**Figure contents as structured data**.

start

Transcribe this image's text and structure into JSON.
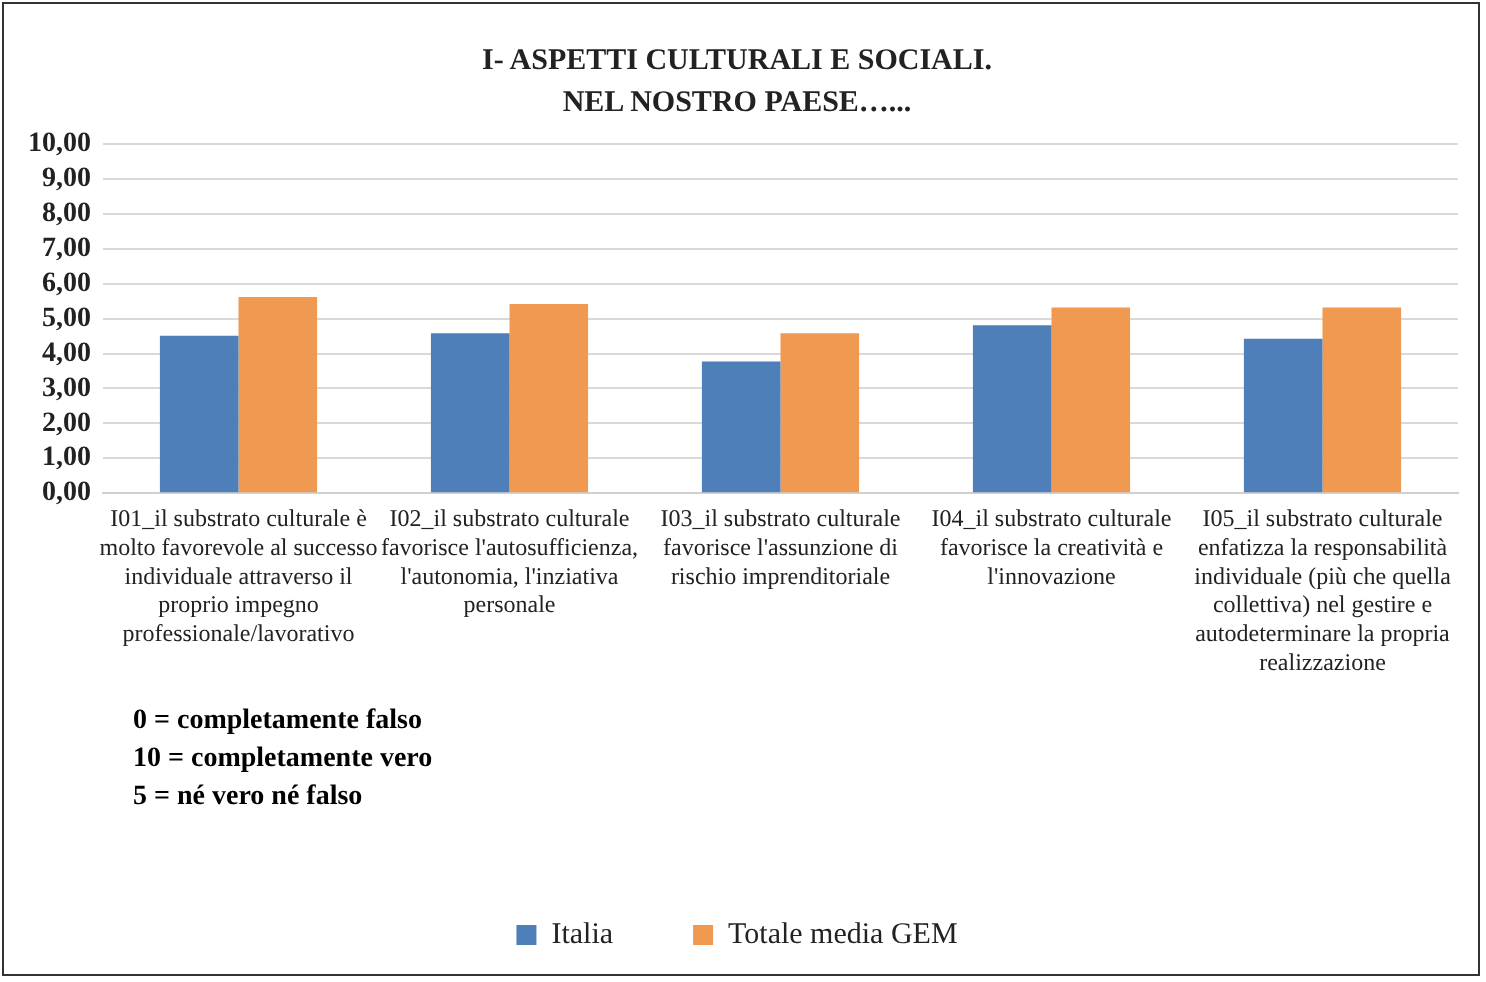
{
  "chart_data": {
    "type": "bar",
    "title": "I- ASPETTI CULTURALI E SOCIALI.\nNEL NOSTRO PAESE…...",
    "categories": [
      "I01_il substrato culturale è molto favorevole al successo individuale attraverso il proprio impegno professionale/lavorativo",
      "I02_il substrato culturale favorisce l'autosufficienza, l'autonomia, l'inziativa personale",
      "I03_il substrato culturale favorisce l'assunzione di rischio imprenditoriale",
      "I04_il substrato culturale favorisce la creatività e l'innovazione",
      "I05_il substrato culturale enfatizza la responsabilità individuale (più che quella collettiva) nel gestire e autodeterminare la propria realizzazione"
    ],
    "series": [
      {
        "name": "Italia",
        "color": "#4f7fb8",
        "values": [
          4.51,
          4.58,
          3.77,
          4.81,
          4.42
        ]
      },
      {
        "name": "Totale media GEM",
        "color": "#ef9a50",
        "values": [
          5.62,
          5.42,
          4.58,
          5.32,
          5.32
        ]
      }
    ],
    "ylim": [
      0,
      10
    ],
    "yticks": [
      {
        "value": 0,
        "label": "0,00"
      },
      {
        "value": 1,
        "label": "1,00"
      },
      {
        "value": 2,
        "label": "2,00"
      },
      {
        "value": 3,
        "label": "3,00"
      },
      {
        "value": 4,
        "label": "4,00"
      },
      {
        "value": 5,
        "label": "5,00"
      },
      {
        "value": 6,
        "label": "6,00"
      },
      {
        "value": 7,
        "label": "7,00"
      },
      {
        "value": 8,
        "label": "8,00"
      },
      {
        "value": 9,
        "label": "9,00"
      },
      {
        "value": 10,
        "label": "10,00"
      }
    ],
    "grid": "y",
    "legend": "bottom",
    "annotations": [
      "0 = completamente falso",
      "10 = completamente vero",
      "5 = né vero né falso"
    ]
  }
}
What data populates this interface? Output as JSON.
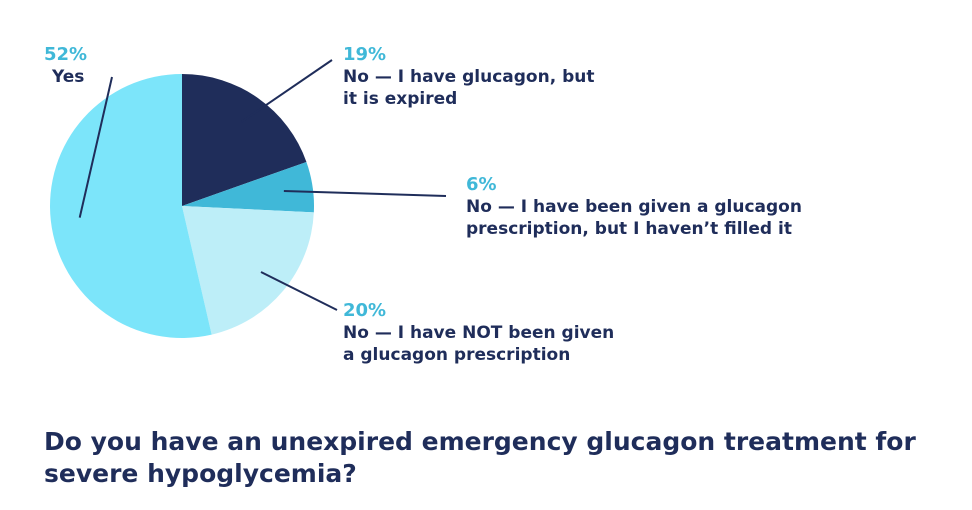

end

**The task**. All of the data needs repeating exactly, but the pictures do not.

**Solution to the exercise**.
Transcribe this image's text and structure into JSON.
{
  "chart_data": {
    "type": "bar",
    "title": "I- ASPETTI CULTURALI E SOCIALI.\nNEL NOSTRO PAESE…...",
    "categories": [
      "I01_il substrato culturale è molto favorevole al successo individuale attraverso il proprio impegno professionale/lavorativo",
      "I02_il substrato culturale favorisce l'autosufficienza, l'autonomia, l'inziativa personale",
      "I03_il substrato culturale favorisce l'assunzione di rischio imprenditoriale",
      "I04_il substrato culturale favorisce la creatività e l'innovazione",
      "I05_il substrato culturale enfatizza la responsabilità individuale (più che quella collettiva) nel gestire e autodeterminare la propria realizzazione"
    ],
    "series": [
      {
        "name": "Italia",
        "color": "#4f7fb8",
        "values": [
          4.51,
          4.58,
          3.77,
          4.81,
          4.42
        ]
      },
      {
        "name": "Totale media GEM",
        "color": "#ef9a50",
        "values": [
          5.62,
          5.42,
          4.58,
          5.32,
          5.32
        ]
      }
    ],
    "ylim": [
      0,
      10
    ],
    "yticks": [
      {
        "value": 0,
        "label": "0,00"
      },
      {
        "value": 1,
        "label": "1,00"
      },
      {
        "value": 2,
        "label": "2,00"
      },
      {
        "value": 3,
        "label": "3,00"
      },
      {
        "value": 4,
        "label": "4,00"
      },
      {
        "value": 5,
        "label": "5,00"
      },
      {
        "value": 6,
        "label": "6,00"
      },
      {
        "value": 7,
        "label": "7,00"
      },
      {
        "value": 8,
        "label": "8,00"
      },
      {
        "value": 9,
        "label": "9,00"
      },
      {
        "value": 10,
        "label": "10,00"
      }
    ],
    "grid": "y",
    "legend": "bottom",
    "annotations": [
      "0 = completamente falso",
      "10 = completamente vero",
      "5 = né vero né falso"
    ]
  }
}
What data populates this interface? Output as JSON.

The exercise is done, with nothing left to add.